Excerpts from a figure dataset:
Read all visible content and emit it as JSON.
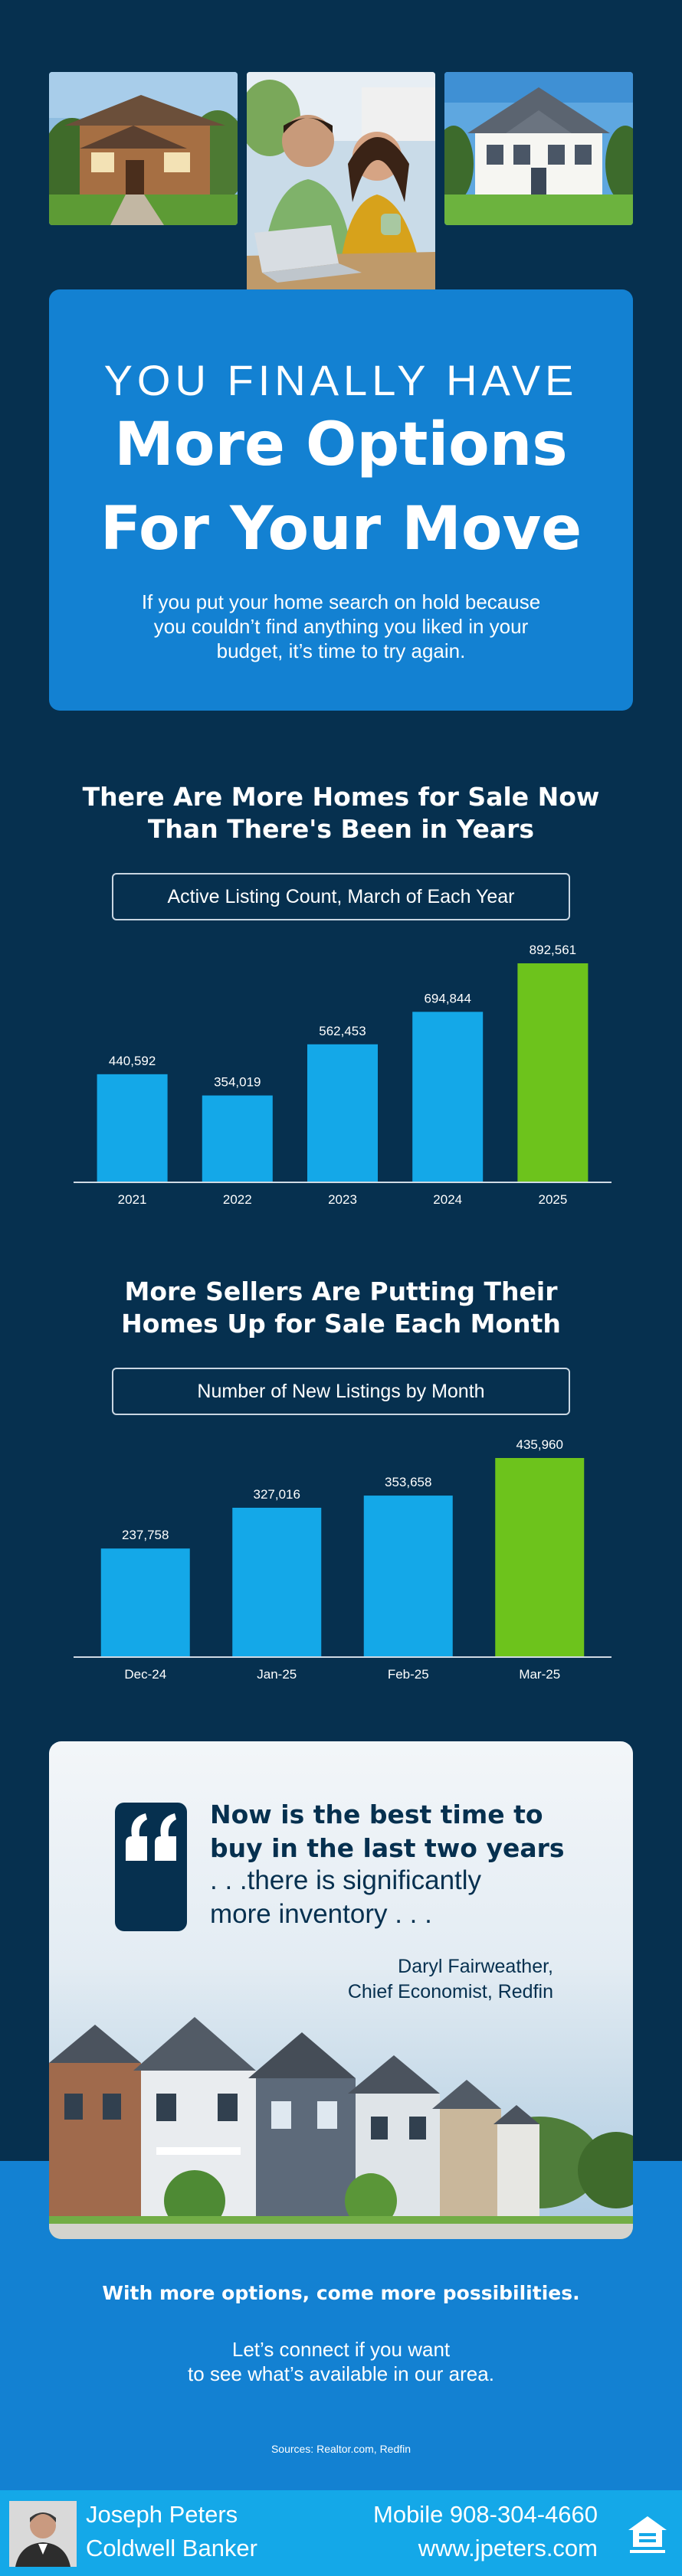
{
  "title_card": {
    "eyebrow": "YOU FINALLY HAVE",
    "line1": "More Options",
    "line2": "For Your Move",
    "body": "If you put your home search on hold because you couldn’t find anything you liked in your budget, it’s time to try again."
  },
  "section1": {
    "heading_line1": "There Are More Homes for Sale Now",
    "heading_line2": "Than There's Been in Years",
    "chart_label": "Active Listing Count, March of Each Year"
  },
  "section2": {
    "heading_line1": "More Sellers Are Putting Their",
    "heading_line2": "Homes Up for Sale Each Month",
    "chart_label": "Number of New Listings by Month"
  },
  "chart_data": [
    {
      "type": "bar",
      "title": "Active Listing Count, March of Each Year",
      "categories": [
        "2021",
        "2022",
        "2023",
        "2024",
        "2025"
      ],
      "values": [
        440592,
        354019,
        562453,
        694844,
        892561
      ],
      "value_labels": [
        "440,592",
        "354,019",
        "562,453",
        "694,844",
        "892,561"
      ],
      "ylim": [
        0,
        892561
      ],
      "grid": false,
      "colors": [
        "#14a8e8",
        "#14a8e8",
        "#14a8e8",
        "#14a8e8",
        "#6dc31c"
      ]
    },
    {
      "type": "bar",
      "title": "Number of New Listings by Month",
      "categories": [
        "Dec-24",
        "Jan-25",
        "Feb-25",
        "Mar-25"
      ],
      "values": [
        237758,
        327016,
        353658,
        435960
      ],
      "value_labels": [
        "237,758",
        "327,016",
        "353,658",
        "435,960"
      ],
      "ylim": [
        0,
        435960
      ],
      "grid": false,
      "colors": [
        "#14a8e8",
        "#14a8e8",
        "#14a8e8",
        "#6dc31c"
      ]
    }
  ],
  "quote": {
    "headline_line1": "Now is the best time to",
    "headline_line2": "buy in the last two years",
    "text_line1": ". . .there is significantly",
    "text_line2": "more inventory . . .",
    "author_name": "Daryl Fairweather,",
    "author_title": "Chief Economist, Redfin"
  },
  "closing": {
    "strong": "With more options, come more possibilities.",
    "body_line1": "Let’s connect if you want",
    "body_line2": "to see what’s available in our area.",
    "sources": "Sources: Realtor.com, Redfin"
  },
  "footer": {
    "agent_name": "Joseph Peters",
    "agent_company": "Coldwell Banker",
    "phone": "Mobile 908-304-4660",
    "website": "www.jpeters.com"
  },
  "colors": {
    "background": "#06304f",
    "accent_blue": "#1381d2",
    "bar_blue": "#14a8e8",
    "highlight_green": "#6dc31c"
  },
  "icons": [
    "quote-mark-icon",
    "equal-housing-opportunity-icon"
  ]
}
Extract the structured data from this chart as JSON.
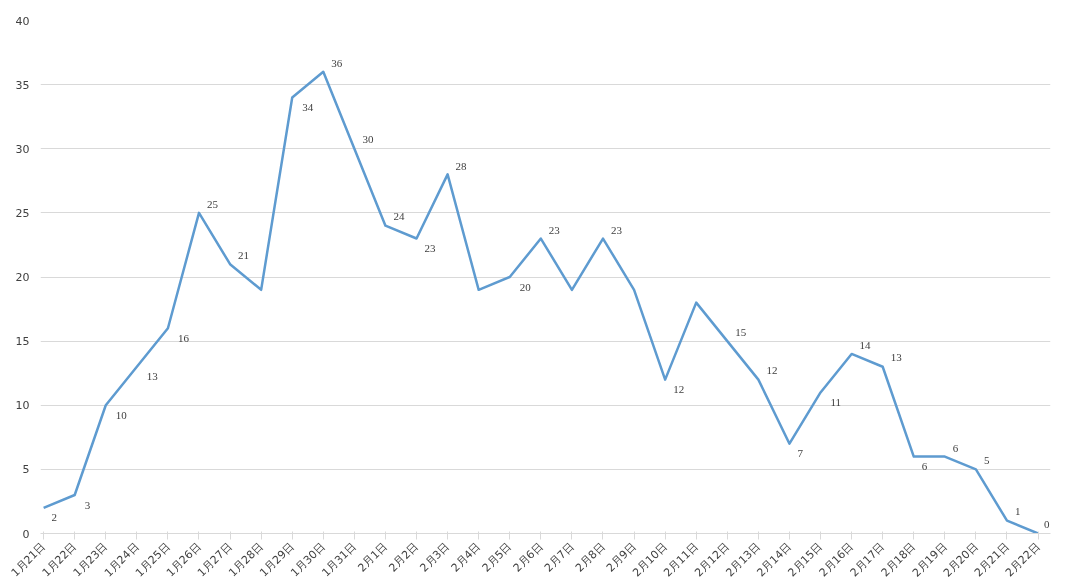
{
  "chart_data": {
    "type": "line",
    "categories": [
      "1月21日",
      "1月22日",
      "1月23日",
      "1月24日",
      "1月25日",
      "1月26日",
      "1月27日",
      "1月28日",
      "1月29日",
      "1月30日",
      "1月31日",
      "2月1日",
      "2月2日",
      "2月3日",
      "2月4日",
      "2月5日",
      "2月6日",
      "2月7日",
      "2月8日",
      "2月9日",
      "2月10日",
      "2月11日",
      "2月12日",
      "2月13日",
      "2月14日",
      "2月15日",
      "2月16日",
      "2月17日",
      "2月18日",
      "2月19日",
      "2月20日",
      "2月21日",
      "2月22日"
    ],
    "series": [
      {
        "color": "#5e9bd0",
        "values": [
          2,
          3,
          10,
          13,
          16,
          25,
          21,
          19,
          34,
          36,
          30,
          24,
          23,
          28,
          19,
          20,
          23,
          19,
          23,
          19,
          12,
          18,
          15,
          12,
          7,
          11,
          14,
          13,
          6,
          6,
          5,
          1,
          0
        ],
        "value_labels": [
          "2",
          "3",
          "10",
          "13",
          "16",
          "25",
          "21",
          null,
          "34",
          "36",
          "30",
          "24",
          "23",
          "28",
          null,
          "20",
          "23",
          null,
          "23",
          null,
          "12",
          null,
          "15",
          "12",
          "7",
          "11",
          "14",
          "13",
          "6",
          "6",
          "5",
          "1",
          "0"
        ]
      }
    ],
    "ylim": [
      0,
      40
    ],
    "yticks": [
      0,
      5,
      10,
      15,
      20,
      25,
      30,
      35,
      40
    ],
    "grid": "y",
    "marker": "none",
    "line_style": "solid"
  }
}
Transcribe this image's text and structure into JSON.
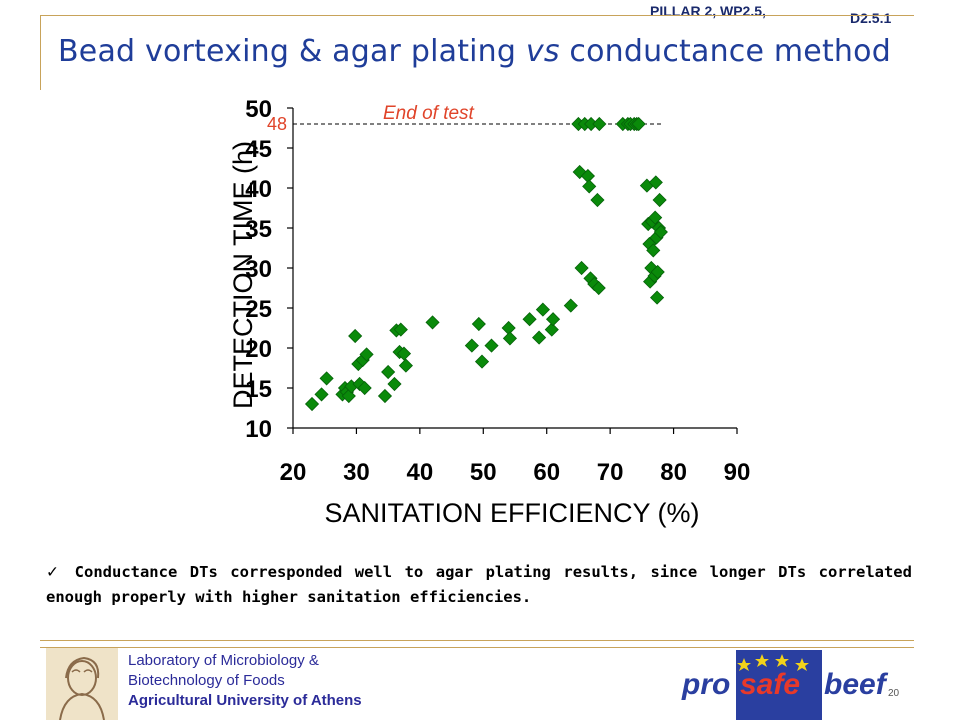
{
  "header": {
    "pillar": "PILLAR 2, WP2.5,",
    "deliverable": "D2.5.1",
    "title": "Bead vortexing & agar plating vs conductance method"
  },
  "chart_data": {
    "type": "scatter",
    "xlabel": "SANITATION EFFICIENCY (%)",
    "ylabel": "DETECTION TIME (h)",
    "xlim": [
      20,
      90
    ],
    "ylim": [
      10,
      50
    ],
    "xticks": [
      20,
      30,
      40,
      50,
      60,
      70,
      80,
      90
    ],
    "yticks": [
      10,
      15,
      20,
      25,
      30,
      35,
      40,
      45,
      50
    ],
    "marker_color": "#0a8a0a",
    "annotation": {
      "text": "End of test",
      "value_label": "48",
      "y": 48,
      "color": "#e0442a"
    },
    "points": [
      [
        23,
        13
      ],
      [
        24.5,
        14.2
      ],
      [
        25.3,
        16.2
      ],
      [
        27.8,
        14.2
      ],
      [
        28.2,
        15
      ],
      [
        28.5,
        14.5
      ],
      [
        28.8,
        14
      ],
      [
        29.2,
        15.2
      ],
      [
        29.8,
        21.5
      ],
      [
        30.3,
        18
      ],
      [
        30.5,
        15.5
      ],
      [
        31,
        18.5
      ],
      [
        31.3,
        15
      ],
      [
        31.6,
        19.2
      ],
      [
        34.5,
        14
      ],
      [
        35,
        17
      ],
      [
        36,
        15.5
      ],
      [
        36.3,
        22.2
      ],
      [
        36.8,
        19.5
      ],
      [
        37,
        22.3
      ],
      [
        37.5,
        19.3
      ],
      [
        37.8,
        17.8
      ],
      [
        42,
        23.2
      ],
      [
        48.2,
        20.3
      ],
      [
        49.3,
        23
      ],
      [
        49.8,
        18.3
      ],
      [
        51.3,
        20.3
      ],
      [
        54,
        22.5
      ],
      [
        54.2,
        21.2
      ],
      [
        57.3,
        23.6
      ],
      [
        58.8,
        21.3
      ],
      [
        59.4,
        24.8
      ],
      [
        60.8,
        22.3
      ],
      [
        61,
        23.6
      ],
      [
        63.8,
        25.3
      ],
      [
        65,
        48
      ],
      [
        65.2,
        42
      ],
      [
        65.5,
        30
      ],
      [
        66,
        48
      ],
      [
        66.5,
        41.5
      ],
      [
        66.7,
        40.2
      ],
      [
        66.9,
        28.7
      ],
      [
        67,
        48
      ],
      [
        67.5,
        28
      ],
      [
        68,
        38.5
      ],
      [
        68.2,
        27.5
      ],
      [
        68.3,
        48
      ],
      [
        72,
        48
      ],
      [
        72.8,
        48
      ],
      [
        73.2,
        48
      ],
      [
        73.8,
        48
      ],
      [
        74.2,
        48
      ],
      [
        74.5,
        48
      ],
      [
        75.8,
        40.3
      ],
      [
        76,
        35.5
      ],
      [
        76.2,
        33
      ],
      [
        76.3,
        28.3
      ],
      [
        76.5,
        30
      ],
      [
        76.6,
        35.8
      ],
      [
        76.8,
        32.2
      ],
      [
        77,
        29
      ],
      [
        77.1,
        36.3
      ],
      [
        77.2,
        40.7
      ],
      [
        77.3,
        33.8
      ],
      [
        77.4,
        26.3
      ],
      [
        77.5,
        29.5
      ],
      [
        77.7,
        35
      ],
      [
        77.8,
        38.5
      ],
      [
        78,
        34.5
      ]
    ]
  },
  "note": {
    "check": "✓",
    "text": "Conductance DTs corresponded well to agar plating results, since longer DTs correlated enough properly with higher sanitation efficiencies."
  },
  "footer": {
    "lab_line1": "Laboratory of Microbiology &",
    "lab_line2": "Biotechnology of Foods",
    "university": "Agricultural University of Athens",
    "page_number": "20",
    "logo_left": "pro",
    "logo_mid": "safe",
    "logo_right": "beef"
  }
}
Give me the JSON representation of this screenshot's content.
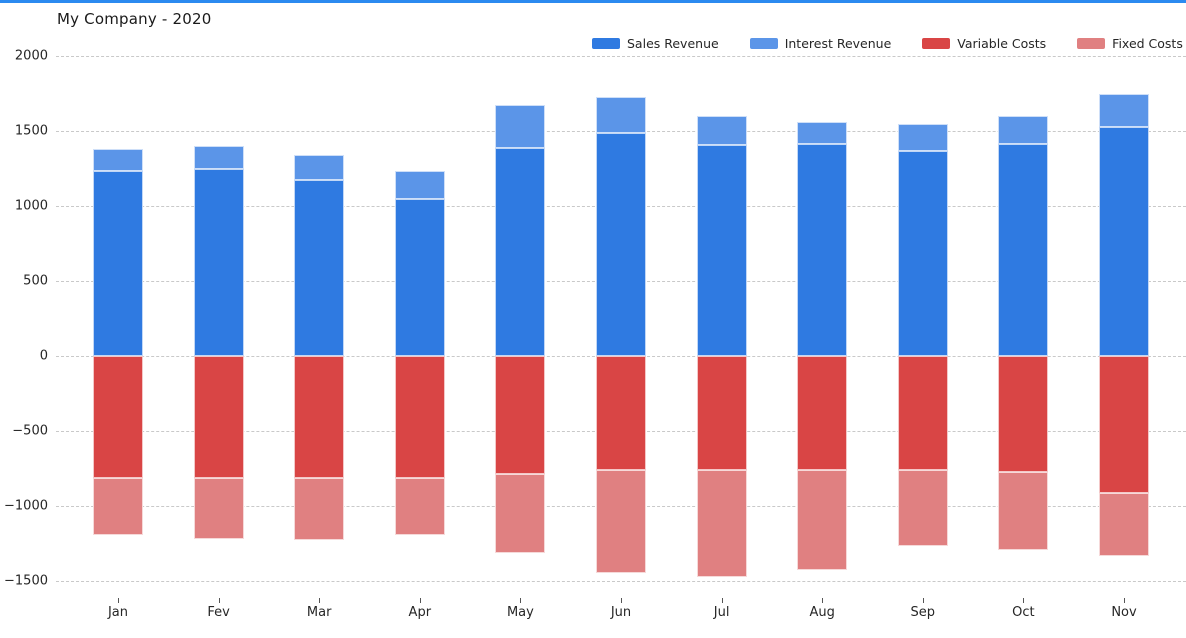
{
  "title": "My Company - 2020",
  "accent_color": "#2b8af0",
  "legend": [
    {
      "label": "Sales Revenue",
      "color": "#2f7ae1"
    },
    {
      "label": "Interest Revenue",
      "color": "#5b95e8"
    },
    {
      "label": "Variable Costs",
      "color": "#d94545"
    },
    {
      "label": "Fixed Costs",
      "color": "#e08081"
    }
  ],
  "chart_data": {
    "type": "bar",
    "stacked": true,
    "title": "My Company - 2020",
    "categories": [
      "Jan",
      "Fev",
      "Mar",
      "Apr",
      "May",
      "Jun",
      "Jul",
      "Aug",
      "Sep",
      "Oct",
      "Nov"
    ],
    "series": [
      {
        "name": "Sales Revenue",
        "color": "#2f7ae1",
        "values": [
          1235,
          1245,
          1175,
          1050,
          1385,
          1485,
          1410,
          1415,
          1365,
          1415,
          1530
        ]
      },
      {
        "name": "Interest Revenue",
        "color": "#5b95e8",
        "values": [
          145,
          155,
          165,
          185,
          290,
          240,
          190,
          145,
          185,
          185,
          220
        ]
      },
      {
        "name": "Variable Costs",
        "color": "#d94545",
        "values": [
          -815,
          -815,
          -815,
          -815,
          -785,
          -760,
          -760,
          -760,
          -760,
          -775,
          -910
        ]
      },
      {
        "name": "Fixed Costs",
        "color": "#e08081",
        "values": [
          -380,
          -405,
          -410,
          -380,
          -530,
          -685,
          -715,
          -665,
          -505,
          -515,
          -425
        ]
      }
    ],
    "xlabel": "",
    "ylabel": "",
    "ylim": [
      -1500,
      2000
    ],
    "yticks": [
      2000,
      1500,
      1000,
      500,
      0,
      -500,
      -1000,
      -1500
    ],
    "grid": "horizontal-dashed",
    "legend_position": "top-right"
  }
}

Do this: In the listing, find each line with the string "grid" and copy it.

Right answer:
      "grid": false,
      "grid": false,
    "grid": "y",
    "grid": "horizontal-dashed",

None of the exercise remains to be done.